## Listed entries
════
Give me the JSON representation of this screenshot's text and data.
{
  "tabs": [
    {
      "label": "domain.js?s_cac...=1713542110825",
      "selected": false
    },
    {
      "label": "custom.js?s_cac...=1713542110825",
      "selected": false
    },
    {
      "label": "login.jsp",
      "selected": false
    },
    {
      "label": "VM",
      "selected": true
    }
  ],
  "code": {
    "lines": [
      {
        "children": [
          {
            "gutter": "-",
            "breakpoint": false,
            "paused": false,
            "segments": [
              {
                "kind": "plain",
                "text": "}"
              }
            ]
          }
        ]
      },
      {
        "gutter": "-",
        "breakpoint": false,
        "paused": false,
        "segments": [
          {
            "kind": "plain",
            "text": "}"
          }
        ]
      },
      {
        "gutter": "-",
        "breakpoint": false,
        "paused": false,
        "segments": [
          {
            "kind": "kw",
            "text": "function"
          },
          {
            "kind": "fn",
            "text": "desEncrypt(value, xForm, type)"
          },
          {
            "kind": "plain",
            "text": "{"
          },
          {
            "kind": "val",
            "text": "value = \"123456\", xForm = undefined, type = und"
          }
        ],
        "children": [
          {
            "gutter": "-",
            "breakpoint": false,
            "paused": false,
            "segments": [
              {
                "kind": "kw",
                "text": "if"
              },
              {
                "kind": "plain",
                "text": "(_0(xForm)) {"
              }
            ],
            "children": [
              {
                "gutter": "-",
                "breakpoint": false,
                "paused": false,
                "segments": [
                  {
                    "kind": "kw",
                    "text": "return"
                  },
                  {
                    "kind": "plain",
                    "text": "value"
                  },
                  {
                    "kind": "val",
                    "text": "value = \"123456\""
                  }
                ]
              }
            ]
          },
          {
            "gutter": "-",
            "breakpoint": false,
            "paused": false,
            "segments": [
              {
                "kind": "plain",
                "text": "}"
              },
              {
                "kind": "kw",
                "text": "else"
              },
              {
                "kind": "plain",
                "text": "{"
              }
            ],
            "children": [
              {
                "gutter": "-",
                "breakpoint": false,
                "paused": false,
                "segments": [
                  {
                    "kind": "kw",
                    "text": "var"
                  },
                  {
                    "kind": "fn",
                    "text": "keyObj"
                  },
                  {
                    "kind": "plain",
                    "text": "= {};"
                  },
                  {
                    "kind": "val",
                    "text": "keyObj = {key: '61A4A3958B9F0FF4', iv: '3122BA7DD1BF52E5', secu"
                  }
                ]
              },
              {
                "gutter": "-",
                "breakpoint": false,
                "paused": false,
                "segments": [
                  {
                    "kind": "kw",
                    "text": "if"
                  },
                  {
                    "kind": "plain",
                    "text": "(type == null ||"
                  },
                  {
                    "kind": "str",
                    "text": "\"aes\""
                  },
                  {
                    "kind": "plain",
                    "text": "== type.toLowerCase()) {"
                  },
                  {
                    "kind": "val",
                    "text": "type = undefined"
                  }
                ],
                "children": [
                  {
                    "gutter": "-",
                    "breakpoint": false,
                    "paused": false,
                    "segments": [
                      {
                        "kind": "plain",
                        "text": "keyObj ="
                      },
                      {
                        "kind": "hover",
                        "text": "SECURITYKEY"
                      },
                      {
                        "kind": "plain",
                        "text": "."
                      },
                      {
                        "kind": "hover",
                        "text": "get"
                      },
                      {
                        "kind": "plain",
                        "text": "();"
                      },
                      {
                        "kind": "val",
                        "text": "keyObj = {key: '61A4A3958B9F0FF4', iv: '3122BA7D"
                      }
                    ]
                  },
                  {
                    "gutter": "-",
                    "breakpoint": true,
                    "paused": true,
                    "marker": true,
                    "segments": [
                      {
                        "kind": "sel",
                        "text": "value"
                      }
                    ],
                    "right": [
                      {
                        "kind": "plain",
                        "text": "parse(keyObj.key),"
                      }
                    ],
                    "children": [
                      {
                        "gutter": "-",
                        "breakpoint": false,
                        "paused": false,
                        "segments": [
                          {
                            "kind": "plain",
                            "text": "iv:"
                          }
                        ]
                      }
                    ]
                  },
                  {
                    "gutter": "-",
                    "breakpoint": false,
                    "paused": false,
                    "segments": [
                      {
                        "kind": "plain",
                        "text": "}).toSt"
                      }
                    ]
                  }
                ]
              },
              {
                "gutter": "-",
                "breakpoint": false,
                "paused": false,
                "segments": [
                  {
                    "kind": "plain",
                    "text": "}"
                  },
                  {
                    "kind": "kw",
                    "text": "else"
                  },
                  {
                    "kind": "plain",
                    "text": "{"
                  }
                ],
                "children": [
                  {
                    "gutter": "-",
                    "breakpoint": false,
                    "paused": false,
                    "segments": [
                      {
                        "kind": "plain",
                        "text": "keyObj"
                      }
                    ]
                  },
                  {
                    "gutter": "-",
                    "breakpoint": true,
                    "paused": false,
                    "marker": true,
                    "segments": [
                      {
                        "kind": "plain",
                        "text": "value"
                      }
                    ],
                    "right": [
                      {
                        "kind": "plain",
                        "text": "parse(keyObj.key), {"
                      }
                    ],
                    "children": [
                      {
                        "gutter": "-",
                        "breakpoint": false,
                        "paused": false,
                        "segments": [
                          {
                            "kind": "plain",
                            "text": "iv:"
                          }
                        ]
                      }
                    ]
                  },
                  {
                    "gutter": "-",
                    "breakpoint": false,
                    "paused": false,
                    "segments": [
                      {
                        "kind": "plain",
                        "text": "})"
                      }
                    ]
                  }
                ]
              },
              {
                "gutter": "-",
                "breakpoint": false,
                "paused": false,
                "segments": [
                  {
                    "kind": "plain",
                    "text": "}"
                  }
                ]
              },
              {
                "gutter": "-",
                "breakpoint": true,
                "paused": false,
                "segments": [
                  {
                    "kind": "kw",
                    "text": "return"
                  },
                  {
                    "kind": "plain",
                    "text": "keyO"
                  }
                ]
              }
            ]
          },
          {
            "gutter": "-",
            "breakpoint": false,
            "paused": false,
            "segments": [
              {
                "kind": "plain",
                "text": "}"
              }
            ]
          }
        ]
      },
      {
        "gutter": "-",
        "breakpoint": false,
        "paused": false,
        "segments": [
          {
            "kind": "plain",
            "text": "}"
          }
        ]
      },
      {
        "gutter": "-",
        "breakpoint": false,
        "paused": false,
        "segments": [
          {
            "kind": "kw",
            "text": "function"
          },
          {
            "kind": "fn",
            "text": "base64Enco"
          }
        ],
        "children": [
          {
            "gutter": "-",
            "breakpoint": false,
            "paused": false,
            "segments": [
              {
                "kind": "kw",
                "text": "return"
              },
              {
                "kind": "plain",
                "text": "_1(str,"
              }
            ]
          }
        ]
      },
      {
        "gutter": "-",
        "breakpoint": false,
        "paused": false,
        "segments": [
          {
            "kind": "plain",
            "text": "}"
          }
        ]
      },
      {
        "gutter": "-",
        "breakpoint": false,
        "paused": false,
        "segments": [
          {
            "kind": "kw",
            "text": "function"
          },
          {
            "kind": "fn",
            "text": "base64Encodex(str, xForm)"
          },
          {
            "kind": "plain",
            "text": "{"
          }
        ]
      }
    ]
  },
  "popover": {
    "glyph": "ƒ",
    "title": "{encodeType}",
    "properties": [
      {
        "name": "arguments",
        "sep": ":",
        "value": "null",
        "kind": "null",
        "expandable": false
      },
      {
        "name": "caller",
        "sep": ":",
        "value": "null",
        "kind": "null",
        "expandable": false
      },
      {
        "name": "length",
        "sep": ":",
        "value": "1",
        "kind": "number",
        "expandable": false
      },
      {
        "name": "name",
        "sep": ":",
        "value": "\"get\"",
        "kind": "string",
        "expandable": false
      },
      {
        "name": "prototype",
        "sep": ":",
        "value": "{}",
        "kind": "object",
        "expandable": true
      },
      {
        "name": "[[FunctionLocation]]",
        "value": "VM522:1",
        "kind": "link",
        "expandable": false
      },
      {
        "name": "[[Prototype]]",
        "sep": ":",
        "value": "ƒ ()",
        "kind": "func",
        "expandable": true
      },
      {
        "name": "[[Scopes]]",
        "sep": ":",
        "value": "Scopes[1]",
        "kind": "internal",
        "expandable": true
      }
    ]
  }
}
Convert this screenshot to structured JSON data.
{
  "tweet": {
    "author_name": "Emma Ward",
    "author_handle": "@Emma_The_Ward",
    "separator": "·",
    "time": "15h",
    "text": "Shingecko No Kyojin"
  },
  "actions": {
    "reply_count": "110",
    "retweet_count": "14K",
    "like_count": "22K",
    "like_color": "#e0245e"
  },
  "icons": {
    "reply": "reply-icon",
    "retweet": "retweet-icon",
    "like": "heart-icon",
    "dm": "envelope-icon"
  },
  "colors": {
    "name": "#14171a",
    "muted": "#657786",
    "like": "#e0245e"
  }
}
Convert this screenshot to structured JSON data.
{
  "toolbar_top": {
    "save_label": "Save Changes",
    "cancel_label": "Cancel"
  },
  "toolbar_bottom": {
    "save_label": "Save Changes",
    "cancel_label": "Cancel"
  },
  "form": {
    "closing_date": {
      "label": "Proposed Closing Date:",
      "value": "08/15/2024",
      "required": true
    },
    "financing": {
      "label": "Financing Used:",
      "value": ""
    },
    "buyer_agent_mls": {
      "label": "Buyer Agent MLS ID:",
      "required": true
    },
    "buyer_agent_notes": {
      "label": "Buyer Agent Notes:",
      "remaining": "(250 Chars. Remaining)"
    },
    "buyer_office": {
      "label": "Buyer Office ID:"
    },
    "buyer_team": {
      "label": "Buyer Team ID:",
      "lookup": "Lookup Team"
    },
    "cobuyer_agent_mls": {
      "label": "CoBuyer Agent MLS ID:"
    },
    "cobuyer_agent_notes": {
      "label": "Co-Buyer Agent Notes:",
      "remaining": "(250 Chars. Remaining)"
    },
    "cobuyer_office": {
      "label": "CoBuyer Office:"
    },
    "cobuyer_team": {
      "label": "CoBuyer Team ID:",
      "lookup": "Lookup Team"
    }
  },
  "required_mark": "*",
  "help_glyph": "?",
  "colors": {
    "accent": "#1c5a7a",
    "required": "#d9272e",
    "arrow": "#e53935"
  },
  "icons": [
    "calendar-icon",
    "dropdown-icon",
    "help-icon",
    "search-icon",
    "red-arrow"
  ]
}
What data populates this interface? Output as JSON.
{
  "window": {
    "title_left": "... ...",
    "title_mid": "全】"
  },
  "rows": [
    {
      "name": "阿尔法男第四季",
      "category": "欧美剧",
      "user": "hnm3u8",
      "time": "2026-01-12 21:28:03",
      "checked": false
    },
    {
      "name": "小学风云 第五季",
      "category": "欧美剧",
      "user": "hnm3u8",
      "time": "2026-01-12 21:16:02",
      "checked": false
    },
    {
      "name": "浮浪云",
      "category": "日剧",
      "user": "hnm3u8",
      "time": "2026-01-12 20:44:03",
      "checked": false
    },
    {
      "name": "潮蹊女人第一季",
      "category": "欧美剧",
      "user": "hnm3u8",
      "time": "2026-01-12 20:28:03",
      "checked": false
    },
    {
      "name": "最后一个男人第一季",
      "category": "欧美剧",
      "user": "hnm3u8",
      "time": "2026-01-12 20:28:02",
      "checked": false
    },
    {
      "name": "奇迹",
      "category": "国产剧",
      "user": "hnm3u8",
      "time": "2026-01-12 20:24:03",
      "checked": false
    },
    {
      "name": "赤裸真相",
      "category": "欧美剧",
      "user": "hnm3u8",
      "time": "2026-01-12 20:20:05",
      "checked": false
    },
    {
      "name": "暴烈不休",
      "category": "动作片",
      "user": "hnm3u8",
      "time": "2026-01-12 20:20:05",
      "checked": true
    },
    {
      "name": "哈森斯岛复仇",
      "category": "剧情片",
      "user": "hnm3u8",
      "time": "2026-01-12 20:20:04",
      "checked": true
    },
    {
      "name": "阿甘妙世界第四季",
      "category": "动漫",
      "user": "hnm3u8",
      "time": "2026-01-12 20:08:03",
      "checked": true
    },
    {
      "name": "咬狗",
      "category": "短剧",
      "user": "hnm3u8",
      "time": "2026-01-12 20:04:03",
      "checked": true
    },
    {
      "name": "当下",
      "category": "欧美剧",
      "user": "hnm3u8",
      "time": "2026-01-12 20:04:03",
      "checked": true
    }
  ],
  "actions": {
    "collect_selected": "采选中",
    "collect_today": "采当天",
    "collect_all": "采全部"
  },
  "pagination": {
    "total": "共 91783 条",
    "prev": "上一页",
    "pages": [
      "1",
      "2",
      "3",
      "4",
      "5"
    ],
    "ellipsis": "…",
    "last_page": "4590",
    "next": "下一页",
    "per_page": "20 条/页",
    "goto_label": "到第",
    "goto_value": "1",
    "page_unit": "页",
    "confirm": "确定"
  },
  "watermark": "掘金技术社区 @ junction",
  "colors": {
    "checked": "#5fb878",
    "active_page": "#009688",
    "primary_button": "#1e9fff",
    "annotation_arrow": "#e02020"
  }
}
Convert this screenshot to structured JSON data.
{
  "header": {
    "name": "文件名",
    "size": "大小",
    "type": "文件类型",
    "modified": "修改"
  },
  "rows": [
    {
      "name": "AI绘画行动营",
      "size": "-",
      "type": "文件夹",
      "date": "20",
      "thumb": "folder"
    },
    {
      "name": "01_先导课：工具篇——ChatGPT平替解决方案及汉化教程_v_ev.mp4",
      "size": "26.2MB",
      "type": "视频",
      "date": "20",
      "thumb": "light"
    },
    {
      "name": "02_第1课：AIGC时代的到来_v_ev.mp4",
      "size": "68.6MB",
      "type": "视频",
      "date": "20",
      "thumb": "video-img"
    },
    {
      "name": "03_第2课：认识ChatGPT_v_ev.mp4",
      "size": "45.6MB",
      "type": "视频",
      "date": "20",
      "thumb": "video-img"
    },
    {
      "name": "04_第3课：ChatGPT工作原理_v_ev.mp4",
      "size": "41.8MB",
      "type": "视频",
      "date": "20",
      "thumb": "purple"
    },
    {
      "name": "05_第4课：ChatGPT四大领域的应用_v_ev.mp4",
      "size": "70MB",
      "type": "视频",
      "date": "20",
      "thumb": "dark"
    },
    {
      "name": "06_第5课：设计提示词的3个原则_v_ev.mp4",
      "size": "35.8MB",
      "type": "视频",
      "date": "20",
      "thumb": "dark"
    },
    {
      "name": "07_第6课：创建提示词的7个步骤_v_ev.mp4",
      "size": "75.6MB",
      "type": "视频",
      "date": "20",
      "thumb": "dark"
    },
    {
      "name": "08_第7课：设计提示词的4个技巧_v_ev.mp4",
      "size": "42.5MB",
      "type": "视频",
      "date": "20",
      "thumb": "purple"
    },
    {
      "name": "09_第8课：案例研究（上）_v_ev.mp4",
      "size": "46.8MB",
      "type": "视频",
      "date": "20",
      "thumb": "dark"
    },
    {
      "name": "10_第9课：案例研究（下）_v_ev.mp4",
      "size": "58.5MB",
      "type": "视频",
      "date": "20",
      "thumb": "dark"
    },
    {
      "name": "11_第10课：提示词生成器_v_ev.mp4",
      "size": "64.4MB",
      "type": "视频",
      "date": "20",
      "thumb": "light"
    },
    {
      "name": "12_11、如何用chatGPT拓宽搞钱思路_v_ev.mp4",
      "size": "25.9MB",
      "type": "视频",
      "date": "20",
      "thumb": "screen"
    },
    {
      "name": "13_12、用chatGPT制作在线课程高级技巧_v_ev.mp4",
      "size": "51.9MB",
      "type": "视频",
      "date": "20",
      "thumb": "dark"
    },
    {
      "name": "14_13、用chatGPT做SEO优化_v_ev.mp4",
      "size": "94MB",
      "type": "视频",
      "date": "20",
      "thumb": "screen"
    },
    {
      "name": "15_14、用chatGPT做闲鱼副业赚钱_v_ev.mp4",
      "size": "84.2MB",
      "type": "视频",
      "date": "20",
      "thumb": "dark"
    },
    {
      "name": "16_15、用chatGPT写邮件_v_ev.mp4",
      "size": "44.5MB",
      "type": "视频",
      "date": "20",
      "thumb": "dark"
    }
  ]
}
════
## Given instruction
Find every line in the listing that holds the string "xForm", then say how many there are as a bare number.

## The output
4